▶ Records provided:
## start
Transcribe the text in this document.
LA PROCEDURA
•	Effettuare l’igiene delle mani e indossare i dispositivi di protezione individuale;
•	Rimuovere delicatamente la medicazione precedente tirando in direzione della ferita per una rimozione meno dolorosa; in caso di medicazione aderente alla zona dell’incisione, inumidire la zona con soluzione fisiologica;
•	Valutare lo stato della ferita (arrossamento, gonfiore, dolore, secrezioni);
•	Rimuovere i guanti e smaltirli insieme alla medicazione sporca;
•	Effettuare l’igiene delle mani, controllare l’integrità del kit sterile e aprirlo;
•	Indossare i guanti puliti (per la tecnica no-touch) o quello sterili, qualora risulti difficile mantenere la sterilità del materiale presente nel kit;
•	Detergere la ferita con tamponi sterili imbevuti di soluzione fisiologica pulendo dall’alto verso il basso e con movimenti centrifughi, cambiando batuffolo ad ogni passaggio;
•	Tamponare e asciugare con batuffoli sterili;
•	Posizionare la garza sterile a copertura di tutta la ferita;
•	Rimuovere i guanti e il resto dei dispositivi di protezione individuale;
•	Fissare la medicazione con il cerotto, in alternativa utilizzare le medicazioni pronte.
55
## end
▶ The task: Print out every record again, exactly and in full.

▶ Response below:
Transcribe the text in this document.
LA PROCEDURA
•	Effettuare l’igiene delle mani e indossare i dispositivi di protezione individuale;
•	Rimuovere delicatamente la medicazione precedente tirando in direzione della ferita per una rimozione meno dolorosa; in caso di medicazione aderente alla zona dell’incisione, inumidire la zona con soluzione fisiologica;
•	Valutare lo stato della ferita (arrossamento, gonfiore, dolore, secrezioni);
•	Rimuovere i guanti e smaltirli insieme alla medicazione sporca;
•	Effettuare l’igiene delle mani, controllare l’integrità del kit sterile e aprirlo;
•	Indossare i guanti puliti (per la tecnica no-touch) o quello sterili, qualora risulti difficile mantenere la sterilità del materiale presente nel kit;
•	Detergere la ferita con tamponi sterili imbevuti di soluzione fisiologica pulendo dall’alto verso il basso e con movimenti centrifughi, cambiando batuffolo ad ogni passaggio;
•	Tamponare e asciugare con batuffoli sterili;
•	Posizionare la garza sterile a copertura di tutta la ferita;
•	Rimuovere i guanti e il resto dei dispositivi di protezione individuale;
•	Fissare la medicazione con il cerotto, in alternativa utilizzare le medicazioni pronte.
55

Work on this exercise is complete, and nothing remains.